Quote the whole listing word for word, please.

*Some records*
• • • • • • •
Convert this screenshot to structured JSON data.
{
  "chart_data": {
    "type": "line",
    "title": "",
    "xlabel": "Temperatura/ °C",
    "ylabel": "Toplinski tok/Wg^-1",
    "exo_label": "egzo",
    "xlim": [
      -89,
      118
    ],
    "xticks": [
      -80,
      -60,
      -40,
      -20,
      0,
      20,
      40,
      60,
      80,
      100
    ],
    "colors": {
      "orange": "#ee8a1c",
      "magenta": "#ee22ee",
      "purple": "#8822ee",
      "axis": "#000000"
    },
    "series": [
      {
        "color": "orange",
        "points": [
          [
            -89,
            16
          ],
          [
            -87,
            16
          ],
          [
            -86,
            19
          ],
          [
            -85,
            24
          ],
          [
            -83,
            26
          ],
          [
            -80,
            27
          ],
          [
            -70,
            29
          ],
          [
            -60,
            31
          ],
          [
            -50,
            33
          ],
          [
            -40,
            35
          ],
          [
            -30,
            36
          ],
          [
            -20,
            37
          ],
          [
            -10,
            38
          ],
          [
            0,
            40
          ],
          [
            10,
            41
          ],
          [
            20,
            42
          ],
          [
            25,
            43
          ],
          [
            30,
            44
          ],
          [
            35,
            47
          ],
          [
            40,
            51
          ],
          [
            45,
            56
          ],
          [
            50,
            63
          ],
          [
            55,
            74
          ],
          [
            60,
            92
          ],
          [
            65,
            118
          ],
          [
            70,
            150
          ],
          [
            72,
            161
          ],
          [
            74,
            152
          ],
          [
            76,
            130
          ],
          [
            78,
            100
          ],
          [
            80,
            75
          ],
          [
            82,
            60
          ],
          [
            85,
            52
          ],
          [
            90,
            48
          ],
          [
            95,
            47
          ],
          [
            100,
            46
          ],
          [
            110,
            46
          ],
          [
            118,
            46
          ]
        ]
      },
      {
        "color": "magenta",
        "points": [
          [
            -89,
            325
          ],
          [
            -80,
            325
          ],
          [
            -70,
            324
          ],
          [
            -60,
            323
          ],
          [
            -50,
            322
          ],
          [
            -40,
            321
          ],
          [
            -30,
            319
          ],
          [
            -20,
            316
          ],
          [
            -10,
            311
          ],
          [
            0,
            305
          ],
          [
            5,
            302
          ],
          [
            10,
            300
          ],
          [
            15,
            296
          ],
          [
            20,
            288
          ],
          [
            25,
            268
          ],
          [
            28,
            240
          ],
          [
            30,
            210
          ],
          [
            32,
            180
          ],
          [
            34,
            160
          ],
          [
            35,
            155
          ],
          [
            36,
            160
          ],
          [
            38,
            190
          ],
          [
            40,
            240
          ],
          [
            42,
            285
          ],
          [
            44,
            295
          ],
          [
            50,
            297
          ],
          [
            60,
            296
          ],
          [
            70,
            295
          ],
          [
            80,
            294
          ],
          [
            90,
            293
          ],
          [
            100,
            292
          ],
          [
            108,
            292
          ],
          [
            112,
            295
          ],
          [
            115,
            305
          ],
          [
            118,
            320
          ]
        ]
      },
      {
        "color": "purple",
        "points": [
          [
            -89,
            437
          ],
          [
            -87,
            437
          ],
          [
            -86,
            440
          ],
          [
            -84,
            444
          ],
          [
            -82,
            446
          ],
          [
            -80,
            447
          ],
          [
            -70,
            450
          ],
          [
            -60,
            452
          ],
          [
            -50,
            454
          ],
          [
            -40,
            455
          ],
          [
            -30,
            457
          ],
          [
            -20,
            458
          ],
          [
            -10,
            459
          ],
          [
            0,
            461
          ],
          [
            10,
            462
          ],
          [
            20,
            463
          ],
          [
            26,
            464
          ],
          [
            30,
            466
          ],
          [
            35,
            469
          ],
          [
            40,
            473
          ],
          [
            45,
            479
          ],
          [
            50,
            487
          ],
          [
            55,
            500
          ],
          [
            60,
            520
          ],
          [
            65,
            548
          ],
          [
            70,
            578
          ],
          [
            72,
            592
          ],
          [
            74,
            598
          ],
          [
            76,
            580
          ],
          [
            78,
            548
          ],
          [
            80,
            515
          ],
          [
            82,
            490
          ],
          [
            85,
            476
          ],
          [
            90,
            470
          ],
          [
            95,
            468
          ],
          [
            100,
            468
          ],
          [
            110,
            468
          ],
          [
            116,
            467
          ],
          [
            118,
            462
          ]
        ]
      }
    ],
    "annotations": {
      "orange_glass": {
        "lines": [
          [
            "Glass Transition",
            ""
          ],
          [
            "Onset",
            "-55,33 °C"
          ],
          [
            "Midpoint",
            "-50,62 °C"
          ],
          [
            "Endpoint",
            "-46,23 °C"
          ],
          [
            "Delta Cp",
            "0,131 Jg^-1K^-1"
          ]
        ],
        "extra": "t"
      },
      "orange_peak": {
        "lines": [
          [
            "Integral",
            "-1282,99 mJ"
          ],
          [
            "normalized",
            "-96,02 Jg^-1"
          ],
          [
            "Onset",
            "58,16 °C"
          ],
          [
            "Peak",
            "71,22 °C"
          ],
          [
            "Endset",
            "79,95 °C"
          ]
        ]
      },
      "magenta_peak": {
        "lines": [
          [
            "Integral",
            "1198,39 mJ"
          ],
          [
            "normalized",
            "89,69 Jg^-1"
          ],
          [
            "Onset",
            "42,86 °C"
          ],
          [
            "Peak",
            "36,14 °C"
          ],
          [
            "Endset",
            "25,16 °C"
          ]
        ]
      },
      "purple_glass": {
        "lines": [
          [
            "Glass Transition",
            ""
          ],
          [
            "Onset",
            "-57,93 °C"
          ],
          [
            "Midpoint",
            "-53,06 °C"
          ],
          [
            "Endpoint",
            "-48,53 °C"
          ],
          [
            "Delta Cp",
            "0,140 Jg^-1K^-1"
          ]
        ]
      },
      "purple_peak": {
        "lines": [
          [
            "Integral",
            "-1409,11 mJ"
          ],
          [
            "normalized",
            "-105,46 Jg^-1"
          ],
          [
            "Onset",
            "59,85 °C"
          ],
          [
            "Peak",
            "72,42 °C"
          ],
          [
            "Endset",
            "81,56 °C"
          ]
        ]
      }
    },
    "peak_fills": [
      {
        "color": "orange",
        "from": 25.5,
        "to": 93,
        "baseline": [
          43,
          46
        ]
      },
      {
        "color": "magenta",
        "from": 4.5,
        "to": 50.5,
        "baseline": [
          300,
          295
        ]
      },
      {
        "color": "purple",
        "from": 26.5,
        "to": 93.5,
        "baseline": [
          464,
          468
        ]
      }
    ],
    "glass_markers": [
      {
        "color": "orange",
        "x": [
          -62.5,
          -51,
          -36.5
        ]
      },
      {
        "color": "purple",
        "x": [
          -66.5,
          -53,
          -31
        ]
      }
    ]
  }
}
• • • • • • •
*Problem solution*
Convert this screenshot to structured JSON data.
{
  "chart_data": {
    "type": "line",
    "title": "",
    "xlabel": "Temperatura/ °C",
    "ylabel": "Toplinski tok/Wg^-1",
    "exo_label": "egzo",
    "xlim": [
      -89,
      118
    ],
    "xticks": [
      -80,
      -60,
      -40,
      -20,
      0,
      20,
      40,
      60,
      80,
      100
    ],
    "colors": {
      "orange": "#ee8a1c",
      "magenta": "#ee22ee",
      "purple": "#8822ee",
      "axis": "#000000"
    },
    "series": [
      {
        "color": "orange",
        "points": [
          [
            -89,
            16
          ],
          [
            -87,
            16
          ],
          [
            -86,
            19
          ],
          [
            -85,
            24
          ],
          [
            -83,
            26
          ],
          [
            -80,
            27
          ],
          [
            -70,
            29
          ],
          [
            -60,
            31
          ],
          [
            -50,
            33
          ],
          [
            -40,
            35
          ],
          [
            -30,
            36
          ],
          [
            -20,
            37
          ],
          [
            -10,
            38
          ],
          [
            0,
            40
          ],
          [
            10,
            41
          ],
          [
            20,
            42
          ],
          [
            25,
            43
          ],
          [
            30,
            44
          ],
          [
            35,
            47
          ],
          [
            40,
            51
          ],
          [
            45,
            56
          ],
          [
            50,
            63
          ],
          [
            55,
            74
          ],
          [
            60,
            92
          ],
          [
            65,
            118
          ],
          [
            70,
            150
          ],
          [
            72,
            161
          ],
          [
            74,
            152
          ],
          [
            76,
            130
          ],
          [
            78,
            100
          ],
          [
            80,
            75
          ],
          [
            82,
            60
          ],
          [
            85,
            52
          ],
          [
            90,
            48
          ],
          [
            95,
            47
          ],
          [
            100,
            46
          ],
          [
            110,
            46
          ],
          [
            118,
            46
          ]
        ]
      },
      {
        "color": "magenta",
        "points": [
          [
            -89,
            325
          ],
          [
            -80,
            325
          ],
          [
            -70,
            324
          ],
          [
            -60,
            323
          ],
          [
            -50,
            322
          ],
          [
            -40,
            321
          ],
          [
            -30,
            319
          ],
          [
            -20,
            316
          ],
          [
            -10,
            311
          ],
          [
            0,
            305
          ],
          [
            5,
            302
          ],
          [
            10,
            300
          ],
          [
            15,
            296
          ],
          [
            20,
            288
          ],
          [
            25,
            268
          ],
          [
            28,
            240
          ],
          [
            30,
            210
          ],
          [
            32,
            180
          ],
          [
            34,
            160
          ],
          [
            35,
            155
          ],
          [
            36,
            160
          ],
          [
            38,
            190
          ],
          [
            40,
            240
          ],
          [
            42,
            285
          ],
          [
            44,
            295
          ],
          [
            50,
            297
          ],
          [
            60,
            296
          ],
          [
            70,
            295
          ],
          [
            80,
            294
          ],
          [
            90,
            293
          ],
          [
            100,
            292
          ],
          [
            108,
            292
          ],
          [
            112,
            295
          ],
          [
            115,
            305
          ],
          [
            118,
            320
          ]
        ]
      },
      {
        "color": "purple",
        "points": [
          [
            -89,
            437
          ],
          [
            -87,
            437
          ],
          [
            -86,
            440
          ],
          [
            -84,
            444
          ],
          [
            -82,
            446
          ],
          [
            -80,
            447
          ],
          [
            -70,
            450
          ],
          [
            -60,
            452
          ],
          [
            -50,
            454
          ],
          [
            -40,
            455
          ],
          [
            -30,
            457
          ],
          [
            -20,
            458
          ],
          [
            -10,
            459
          ],
          [
            0,
            461
          ],
          [
            10,
            462
          ],
          [
            20,
            463
          ],
          [
            26,
            464
          ],
          [
            30,
            466
          ],
          [
            35,
            469
          ],
          [
            40,
            473
          ],
          [
            45,
            479
          ],
          [
            50,
            487
          ],
          [
            55,
            500
          ],
          [
            60,
            520
          ],
          [
            65,
            548
          ],
          [
            70,
            578
          ],
          [
            72,
            592
          ],
          [
            74,
            598
          ],
          [
            76,
            580
          ],
          [
            78,
            548
          ],
          [
            80,
            515
          ],
          [
            82,
            490
          ],
          [
            85,
            476
          ],
          [
            90,
            470
          ],
          [
            95,
            468
          ],
          [
            100,
            468
          ],
          [
            110,
            468
          ],
          [
            116,
            467
          ],
          [
            118,
            462
          ]
        ]
      }
    ],
    "annotations": {
      "orange_glass": {
        "lines": [
          [
            "Glass Transition",
            ""
          ],
          [
            "Onset",
            "-55,33 °C"
          ],
          [
            "Midpoint",
            "-50,62 °C"
          ],
          [
            "Endpoint",
            "-46,23 °C"
          ],
          [
            "Delta Cp",
            "0,131 Jg^-1K^-1"
          ]
        ],
        "extra": "t"
      },
      "orange_peak": {
        "lines": [
          [
            "Integral",
            "-1282,99 mJ"
          ],
          [
            "normalized",
            "-96,02 Jg^-1"
          ],
          [
            "Onset",
            "58,16 °C"
          ],
          [
            "Peak",
            "71,22 °C"
          ],
          [
            "Endset",
            "79,95 °C"
          ]
        ]
      },
      "magenta_peak": {
        "lines": [
          [
            "Integral",
            "1198,39 mJ"
          ],
          [
            "normalized",
            "89,69 Jg^-1"
          ],
          [
            "Onset",
            "42,86 °C"
          ],
          [
            "Peak",
            "36,14 °C"
          ],
          [
            "Endset",
            "25,16 °C"
          ]
        ]
      },
      "purple_glass": {
        "lines": [
          [
            "Glass Transition",
            ""
          ],
          [
            "Onset",
            "-57,93 °C"
          ],
          [
            "Midpoint",
            "-53,06 °C"
          ],
          [
            "Endpoint",
            "-48,53 °C"
          ],
          [
            "Delta Cp",
            "0,140 Jg^-1K^-1"
          ]
        ]
      },
      "purple_peak": {
        "lines": [
          [
            "Integral",
            "-1409,11 mJ"
          ],
          [
            "normalized",
            "-105,46 Jg^-1"
          ],
          [
            "Onset",
            "59,85 °C"
          ],
          [
            "Peak",
            "72,42 °C"
          ],
          [
            "Endset",
            "81,56 °C"
          ]
        ]
      }
    },
    "peak_fills": [
      {
        "color": "orange",
        "from": 25.5,
        "to": 93,
        "baseline": [
          43,
          46
        ]
      },
      {
        "color": "magenta",
        "from": 4.5,
        "to": 50.5,
        "baseline": [
          300,
          295
        ]
      },
      {
        "color": "purple",
        "from": 26.5,
        "to": 93.5,
        "baseline": [
          464,
          468
        ]
      }
    ],
    "glass_markers": [
      {
        "color": "orange",
        "x": [
          -62.5,
          -51,
          -36.5
        ]
      },
      {
        "color": "purple",
        "x": [
          -66.5,
          -53,
          -31
        ]
      }
    ]
  }
}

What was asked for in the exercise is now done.